Provided information ▸
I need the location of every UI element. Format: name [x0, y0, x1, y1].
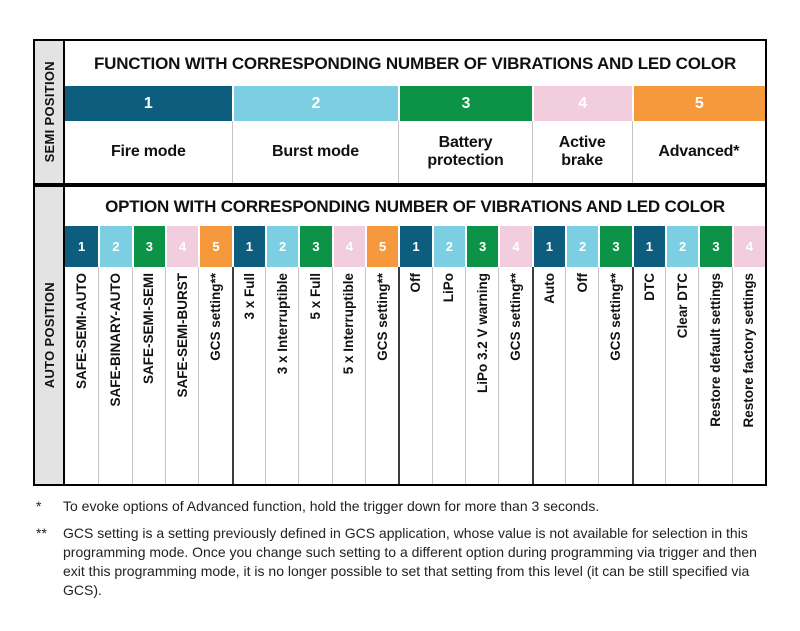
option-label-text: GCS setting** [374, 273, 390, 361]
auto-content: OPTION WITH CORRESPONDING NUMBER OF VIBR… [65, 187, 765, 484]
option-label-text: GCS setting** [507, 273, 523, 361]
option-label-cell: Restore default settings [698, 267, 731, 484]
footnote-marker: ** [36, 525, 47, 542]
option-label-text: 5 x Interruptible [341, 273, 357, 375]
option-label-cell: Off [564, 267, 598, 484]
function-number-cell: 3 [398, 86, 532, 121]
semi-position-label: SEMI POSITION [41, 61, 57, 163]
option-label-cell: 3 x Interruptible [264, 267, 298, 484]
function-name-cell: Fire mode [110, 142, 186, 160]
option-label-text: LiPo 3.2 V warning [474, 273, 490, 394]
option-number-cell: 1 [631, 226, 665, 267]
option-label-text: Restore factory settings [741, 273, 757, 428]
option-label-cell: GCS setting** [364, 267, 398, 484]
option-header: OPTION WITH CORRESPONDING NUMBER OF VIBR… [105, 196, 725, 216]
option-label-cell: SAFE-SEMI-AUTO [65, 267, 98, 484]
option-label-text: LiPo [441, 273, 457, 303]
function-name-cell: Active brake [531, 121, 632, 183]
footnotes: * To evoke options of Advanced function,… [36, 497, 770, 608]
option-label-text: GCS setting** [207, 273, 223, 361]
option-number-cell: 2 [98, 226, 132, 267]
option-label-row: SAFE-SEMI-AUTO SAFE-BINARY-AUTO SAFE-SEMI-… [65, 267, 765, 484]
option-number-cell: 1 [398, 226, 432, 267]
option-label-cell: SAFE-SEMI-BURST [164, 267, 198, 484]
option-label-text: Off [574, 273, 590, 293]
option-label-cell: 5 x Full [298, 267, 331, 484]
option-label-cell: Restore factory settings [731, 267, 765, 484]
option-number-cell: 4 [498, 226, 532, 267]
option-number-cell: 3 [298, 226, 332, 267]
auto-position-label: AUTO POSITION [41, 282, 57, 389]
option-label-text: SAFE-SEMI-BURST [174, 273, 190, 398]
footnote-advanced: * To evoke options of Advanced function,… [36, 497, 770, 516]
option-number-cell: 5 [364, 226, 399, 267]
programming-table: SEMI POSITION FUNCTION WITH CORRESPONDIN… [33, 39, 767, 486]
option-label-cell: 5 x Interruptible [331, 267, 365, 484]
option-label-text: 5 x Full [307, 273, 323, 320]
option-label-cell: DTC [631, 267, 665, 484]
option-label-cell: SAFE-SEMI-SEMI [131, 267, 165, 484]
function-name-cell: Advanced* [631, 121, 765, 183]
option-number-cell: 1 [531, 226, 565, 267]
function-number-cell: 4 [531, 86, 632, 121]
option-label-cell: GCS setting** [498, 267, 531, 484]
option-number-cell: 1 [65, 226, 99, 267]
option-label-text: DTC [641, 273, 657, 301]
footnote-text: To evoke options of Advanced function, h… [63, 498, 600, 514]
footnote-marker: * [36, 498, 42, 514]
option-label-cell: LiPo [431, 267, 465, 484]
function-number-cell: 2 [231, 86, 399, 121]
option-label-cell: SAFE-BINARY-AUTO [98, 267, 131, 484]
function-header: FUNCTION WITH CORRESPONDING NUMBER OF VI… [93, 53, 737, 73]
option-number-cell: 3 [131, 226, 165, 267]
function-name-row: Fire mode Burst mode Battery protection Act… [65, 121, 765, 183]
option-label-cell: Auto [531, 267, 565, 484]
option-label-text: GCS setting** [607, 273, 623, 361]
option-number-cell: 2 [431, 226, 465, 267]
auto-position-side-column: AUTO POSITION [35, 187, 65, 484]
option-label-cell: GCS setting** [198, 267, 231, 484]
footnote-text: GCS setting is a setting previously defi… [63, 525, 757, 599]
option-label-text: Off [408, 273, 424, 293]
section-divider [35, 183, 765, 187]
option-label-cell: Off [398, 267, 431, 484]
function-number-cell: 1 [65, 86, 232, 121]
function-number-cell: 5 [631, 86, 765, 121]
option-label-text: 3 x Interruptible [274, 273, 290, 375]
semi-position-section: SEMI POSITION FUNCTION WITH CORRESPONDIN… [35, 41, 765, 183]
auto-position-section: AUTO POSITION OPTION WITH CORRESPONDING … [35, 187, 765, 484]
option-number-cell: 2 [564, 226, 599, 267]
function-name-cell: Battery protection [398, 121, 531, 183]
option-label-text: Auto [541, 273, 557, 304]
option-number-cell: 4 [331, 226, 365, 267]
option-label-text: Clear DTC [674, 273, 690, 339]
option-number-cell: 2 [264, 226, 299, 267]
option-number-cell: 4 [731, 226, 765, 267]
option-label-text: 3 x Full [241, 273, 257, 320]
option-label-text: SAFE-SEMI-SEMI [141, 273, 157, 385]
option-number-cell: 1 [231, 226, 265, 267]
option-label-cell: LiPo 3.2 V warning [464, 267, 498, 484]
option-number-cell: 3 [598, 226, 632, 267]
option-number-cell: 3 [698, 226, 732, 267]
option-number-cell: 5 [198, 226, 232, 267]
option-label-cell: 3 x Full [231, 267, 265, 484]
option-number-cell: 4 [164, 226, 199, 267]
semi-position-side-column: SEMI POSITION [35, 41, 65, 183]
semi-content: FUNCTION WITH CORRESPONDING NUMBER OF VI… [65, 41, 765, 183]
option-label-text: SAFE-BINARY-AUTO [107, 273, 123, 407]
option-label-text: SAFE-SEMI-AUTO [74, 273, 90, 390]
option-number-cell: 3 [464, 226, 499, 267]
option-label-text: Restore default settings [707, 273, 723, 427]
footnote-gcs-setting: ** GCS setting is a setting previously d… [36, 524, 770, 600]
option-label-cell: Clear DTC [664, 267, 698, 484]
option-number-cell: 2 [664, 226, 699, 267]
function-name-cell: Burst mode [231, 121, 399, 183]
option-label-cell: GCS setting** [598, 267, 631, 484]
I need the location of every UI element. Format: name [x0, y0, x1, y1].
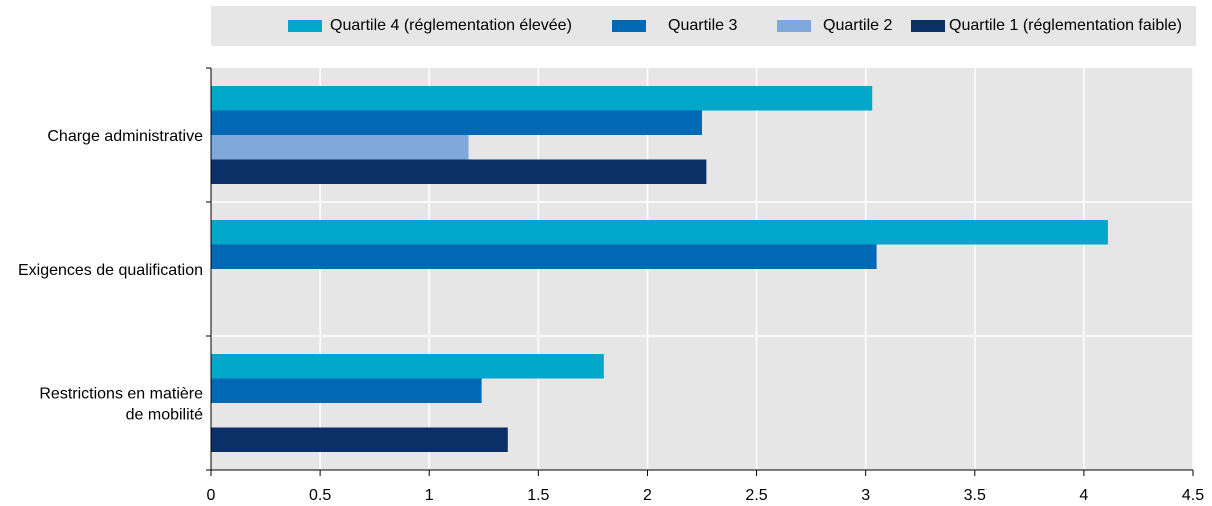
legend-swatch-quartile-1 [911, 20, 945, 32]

Exercise ▸ Can you number every line of the records above as a list, skipping blank lines and leaving out the pictures?

Task answer ▸
1. I need the location of every UI element. Format: name [x0, y0, x1, y1].
2. option-label-text: GCS setting** [374, 273, 390, 361]
3. auto-content: OPTION WITH CORRESPONDING NUMBER OF VIBR… [65, 187, 765, 484]
4. option-label-text: GCS setting** [507, 273, 523, 361]
5. option-label-cell: Restore default settings [698, 267, 731, 484]
6. footnote-marker: ** [36, 525, 47, 542]
7. option-label-text: 5 x Interruptible [341, 273, 357, 375]
8. option-label-cell: Off [564, 267, 598, 484]
9. function-number-cell: 3 [398, 86, 532, 121]
10. semi-position-label: SEMI POSITION [41, 61, 57, 163]
11. option-label-cell: 3 x Interruptible [264, 267, 298, 484]
12. function-name-cell: Fire mode [110, 142, 186, 160]
13. option-label-text: LiPo 3.2 V warning [474, 273, 490, 394]
14. option-number-cell: 1 [631, 226, 665, 267]
15. option-label-text: Restore factory settings [741, 273, 757, 428]
16. option-label-cell: GCS setting** [364, 267, 398, 484]
17. option-header: OPTION WITH CORRESPONDING NUMBER OF VIBR… [105, 196, 725, 216]
18. option-label-cell: SAFE-SEMI-AUTO [65, 267, 98, 484]
19. option-label-text: LiPo [441, 273, 457, 303]
20. function-name-cell: Active brake [531, 121, 632, 183]
21. footnotes: * To evoke options of Advanced function,… [36, 497, 770, 608]
22. option-label-text: GCS setting** [207, 273, 223, 361]
23. option-number-cell: 2 [98, 226, 132, 267]
24. option-label-row: SAFE-SEMI-AUTO SAFE-BINARY-AUTO SAFE-SEMI-… [65, 267, 765, 484]
25. option-number-cell: 1 [398, 226, 432, 267]
26. option-label-cell: SAFE-SEMI-BURST [164, 267, 198, 484]
27. option-label-text: Off [574, 273, 590, 293]
28. option-label-cell: 5 x Full [298, 267, 331, 484]
29. option-label-cell: Restore factory settings [731, 267, 765, 484]
30. option-number-cell: 4 [498, 226, 532, 267]
31. option-number-cell: 3 [298, 226, 332, 267]
32. auto-position-label: AUTO POSITION [41, 282, 57, 389]
33. option-label-text: SAFE-SEMI-BURST [174, 273, 190, 398]
34. footnote-advanced: * To evoke options of Advanced function,… [36, 497, 770, 516]
35. option-number-cell: 5 [364, 226, 399, 267]
36. programming-table: SEMI POSITION FUNCTION WITH CORRESPONDIN… [33, 39, 767, 486]
37. option-label-cell: 5 x Interruptible [331, 267, 365, 484]
38. option-label-text: 5 x Full [307, 273, 323, 320]
39. option-label-cell: DTC [631, 267, 665, 484]
40. option-label-cell: SAFE-SEMI-SEMI [131, 267, 165, 484]
41. function-name-cell: Advanced* [631, 121, 765, 183]
42. option-number-cell: 1 [531, 226, 565, 267]
43. function-number-cell: 4 [531, 86, 632, 121]
44. option-label-cell: GCS setting** [498, 267, 531, 484]
45. option-number-cell: 1 [65, 226, 99, 267]
46. option-label-text: DTC [641, 273, 657, 301]
47. footnote-text: To evoke options of Advanced function, h… [63, 498, 600, 514]
48. footnote-marker: * [36, 498, 42, 514]
49. option-label-cell: LiPo [431, 267, 465, 484]
50. function-number-cell: 2 [231, 86, 399, 121]
51. option-label-cell: SAFE-BINARY-AUTO [98, 267, 131, 484]
52. function-header: FUNCTION WITH CORRESPONDING NUMBER OF VI… [93, 53, 737, 73]
53. option-number-cell: 3 [131, 226, 165, 267]
54. function-name-row: Fire mode Burst mode Battery protection Act… [65, 121, 765, 183]
55. option-label-cell: Auto [531, 267, 565, 484]
56. option-label-text: GCS setting** [607, 273, 623, 361]
57. option-number-cell: 2 [431, 226, 465, 267]
58. auto-position-side-column: AUTO POSITION [35, 187, 65, 484]
59. option-label-cell: GCS setting** [198, 267, 231, 484]
60. footnote-text: GCS setting is a setting previously defi… [63, 525, 757, 599]
61. option-label-text: Off [408, 273, 424, 293]
62. section-divider [35, 183, 765, 187]
63. option-label-cell: Off [398, 267, 431, 484]
64. function-number-cell: 1 [65, 86, 232, 121]
65. function-number-cell: 5 [631, 86, 765, 121]
66. option-label-text: 3 x Interruptible [274, 273, 290, 375]
67. semi-position-section: SEMI POSITION FUNCTION WITH CORRESPONDIN… [35, 41, 765, 183]
68. auto-position-section: AUTO POSITION OPTION WITH CORRESPONDING … [35, 187, 765, 484]
69. option-number-cell: 2 [564, 226, 599, 267]
70. function-name-cell: Battery protection [398, 121, 531, 183]
71. option-label-text: Auto [541, 273, 557, 304]
72. option-number-cell: 4 [331, 226, 365, 267]
73. option-label-text: Clear DTC [674, 273, 690, 339]
74. option-number-cell: 2 [264, 226, 299, 267]
75. option-number-cell: 4 [731, 226, 765, 267]
76. option-label-text: 3 x Full [241, 273, 257, 320]
77. option-label-text: SAFE-SEMI-SEMI [141, 273, 157, 385]
78. option-number-cell: 1 [231, 226, 265, 267]
79. option-label-cell: LiPo 3.2 V warning [464, 267, 498, 484]
80. option-number-cell: 3 [598, 226, 632, 267]
81. option-number-cell: 3 [698, 226, 732, 267]
82. option-number-cell: 5 [198, 226, 232, 267]
83. option-label-cell: 3 x Full [231, 267, 265, 484]
84. option-number-cell: 4 [164, 226, 199, 267]
85. semi-position-side-column: SEMI POSITION [35, 41, 65, 183]
86. semi-content: FUNCTION WITH CORRESPONDING NUMBER OF VI… [65, 41, 765, 183]
87. option-label-text: SAFE-BINARY-AUTO [107, 273, 123, 407]
88. option-label-text: SAFE-SEMI-AUTO [74, 273, 90, 390]
89. option-number-cell: 3 [464, 226, 499, 267]
90. option-label-text: Restore default settings [707, 273, 723, 427]
91. footnote-gcs-setting: ** GCS setting is a setting previously d… [36, 524, 770, 600]
92. option-label-cell: Clear DTC [664, 267, 698, 484]
93. option-number-cell: 2 [664, 226, 699, 267]
94. function-name-cell: Burst mode [231, 121, 399, 183]
95. option-label-cell: GCS setting** [598, 267, 631, 484]
96. I need the location of every UI element. Format: name [x0, y0, x1, y1].
97. legend-swatch-quartile-1 [911, 20, 945, 32]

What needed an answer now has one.